Document excerpt =
ParCo'95                                                                                                                                                                 BELGACOM


Debugging Parallel Programmes: some issues and solutions

Coordinators:
Jacques Chassin de Kergommeaux
IMAG, projet APACHE
46 avenue F&eacutelix Viallet
F-38031 Grenoble Cedex 1, France
E-mail: Jacques.Chassin-de-Kergommeaux@imag.fr
Tel: +33 76 57 48 72

Luk Levrouw
ELIS, RUG
Sint-Pietersnieuwstraat 41
B-9000 Gent, Belgium
E-mail: Luk.Levrouw@elis.rug.ac.be
Tel: +32+9/264.33.67

Abstract

This workshop will survey the main problems encountered when debugging parallel programmes, and will describe the most promising solutions to some of these problems. Both correctness and performance debugging will be addressed. The workshop will conclude with a panel discussion summarizing the specific problems of parallel debugging, the classical solutions to some of them and the remaining open problems.

Description of workshop and intended audience

It is widely acknowledged that one of the main problems hindering the use of parallel computers is the difficulty of correctness and performance deugging of parallel programmes. Solutions used for sequential debugging are not sufficient for parallel debugging. Compared to sequential programme executions, parallel programme executions generate a large number of states and are extremely sensitive to perturbations (probe effect), likely to change drastically their behaviour. In addition, a large number of objects are involved in the execution of a parallel programme: processors, processes, threads, communication links, etc., which ought to be observed and controled in order to catch errors and bottlenecks.

The goal of this workshop is to give the audience a survey of the specific problems of parallel debugging, the existing solutions and the remaining open problems.

The first part of the workshop will be dedicated to correctness debugging and in particular to the solutions to the problem of non-determinism of parallel executions. Non-determinism occurs even for programmes producing deterministic results and may result in transient errors which appear unfrequently or vanish when debugging tools are used, because of changes introduced by these tools in the causal relationship between parallel processes.

The most classical technique used to catch transient errors appearing during executions of parallel programs is to record an initial execution and to force subsequent replayed executions to be deterministic with respect to the initial execution, using the recorded information. Debugging an erroneous program then amounts to record an erroneous execution and to apply cyclic debugging techniques during subsequent replayed executions. Efficient record-replay techniques for shared-memory, message passing and client-server programming models will be described as well as several optimisations proposed to reduce the overhead of the initial recording.

Other issues pertaining to parallel correctness debugging will also be briefly surveyed, such as testing parallel programmes for global properties or setting causally coherent breakpoints.

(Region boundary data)

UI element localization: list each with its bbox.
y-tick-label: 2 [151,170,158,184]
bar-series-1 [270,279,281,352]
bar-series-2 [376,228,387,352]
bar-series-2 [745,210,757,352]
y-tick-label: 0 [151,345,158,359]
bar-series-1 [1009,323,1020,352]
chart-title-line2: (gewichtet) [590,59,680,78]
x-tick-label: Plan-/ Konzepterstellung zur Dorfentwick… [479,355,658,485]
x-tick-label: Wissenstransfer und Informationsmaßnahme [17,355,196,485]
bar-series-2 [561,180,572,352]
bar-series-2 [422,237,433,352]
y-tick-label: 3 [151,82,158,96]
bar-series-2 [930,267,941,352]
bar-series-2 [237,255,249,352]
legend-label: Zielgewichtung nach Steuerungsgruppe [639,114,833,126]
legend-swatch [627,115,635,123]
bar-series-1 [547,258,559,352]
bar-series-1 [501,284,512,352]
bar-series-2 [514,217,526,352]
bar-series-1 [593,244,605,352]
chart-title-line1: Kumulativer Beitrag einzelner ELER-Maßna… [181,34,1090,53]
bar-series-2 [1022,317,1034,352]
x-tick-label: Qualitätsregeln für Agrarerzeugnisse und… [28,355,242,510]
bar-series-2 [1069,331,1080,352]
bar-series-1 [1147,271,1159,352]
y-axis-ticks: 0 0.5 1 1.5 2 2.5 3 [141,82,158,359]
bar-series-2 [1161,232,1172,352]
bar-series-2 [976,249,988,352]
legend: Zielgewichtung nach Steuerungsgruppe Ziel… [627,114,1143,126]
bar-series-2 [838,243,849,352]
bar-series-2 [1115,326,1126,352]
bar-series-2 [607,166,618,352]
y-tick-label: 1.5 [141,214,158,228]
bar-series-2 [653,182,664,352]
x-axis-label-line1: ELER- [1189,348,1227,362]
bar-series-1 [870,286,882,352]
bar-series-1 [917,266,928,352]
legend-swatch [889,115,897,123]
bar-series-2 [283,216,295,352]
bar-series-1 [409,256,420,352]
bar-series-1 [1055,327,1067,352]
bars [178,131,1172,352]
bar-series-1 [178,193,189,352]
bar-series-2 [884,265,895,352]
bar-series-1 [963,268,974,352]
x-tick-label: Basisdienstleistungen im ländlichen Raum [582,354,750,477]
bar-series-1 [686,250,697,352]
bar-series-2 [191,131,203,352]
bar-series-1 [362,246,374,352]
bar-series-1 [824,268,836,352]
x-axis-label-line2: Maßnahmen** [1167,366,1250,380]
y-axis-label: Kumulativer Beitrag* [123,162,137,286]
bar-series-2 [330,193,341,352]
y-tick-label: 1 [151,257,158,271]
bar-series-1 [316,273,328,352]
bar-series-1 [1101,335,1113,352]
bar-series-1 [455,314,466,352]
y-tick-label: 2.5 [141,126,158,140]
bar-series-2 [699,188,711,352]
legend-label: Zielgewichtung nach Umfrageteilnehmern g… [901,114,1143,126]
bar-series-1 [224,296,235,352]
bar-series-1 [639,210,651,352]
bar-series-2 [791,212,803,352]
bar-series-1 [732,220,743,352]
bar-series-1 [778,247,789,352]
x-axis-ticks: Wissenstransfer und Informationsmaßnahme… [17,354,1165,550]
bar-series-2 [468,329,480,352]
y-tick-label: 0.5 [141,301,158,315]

What is asked =
**1.** Answer these questions from the parallel debugging workshop description:
(a) Which two kinds of debugging will the workshop address?
(b) What will the workshop conclude with?
(c) For which programming models will efficient record-replay techniques be described?
**2.** Decide whether each statement agrees with the parallel debugging workshop description, answering yes or no and quoting the words that settle it:
(a) Solutions used for sequential debugging are enough for parallel debugging.
(b) Non-determinism can occur even in programs that produce deterministic results.
(c) The first part of the workshop is devoted to performance debugging.
**3.** Reproduce word for word the part of the workshop description between "The most classical" and "causally coherent breakpoints.", inclusive.

Results of the exercise =
**1.**
(a) Correctness debugging and performance debugging.
(b) A panel discussion summarizing the specific problems of parallel debugging, the classical solutions to some of them and the remaining open problems.
(c) Shared-memory, message passing and client-server.

**2.**
(a) No: "Solutions used for sequential debugging are not sufficient for parallel debugging."
(b) Yes: "Non-determinism occurs even for programmes producing deterministic results"
(c) No: "The first part of the workshop will be dedicated to correctness debugging"

**3.**
The most classical technique used to catch transient errors appearing during executions of parallel programs is to record an initial execution and to force subsequent replayed executions to be deterministic with respect to the initial execution, using the recorded information. Debugging an erroneous program then amounts to record an erroneous execution and to apply cyclic debugging techniques during subsequent replayed executions. Efficient record-replay techniques for shared-memory, message passing and client-server programming models will be described as well as several optimisations proposed to reduce the overhead of the initial recording.

Other issues pertaining to parallel correctness debugging will also be briefly surveyed, such as testing parallel programmes for global properties or setting causally coherent breakpoints.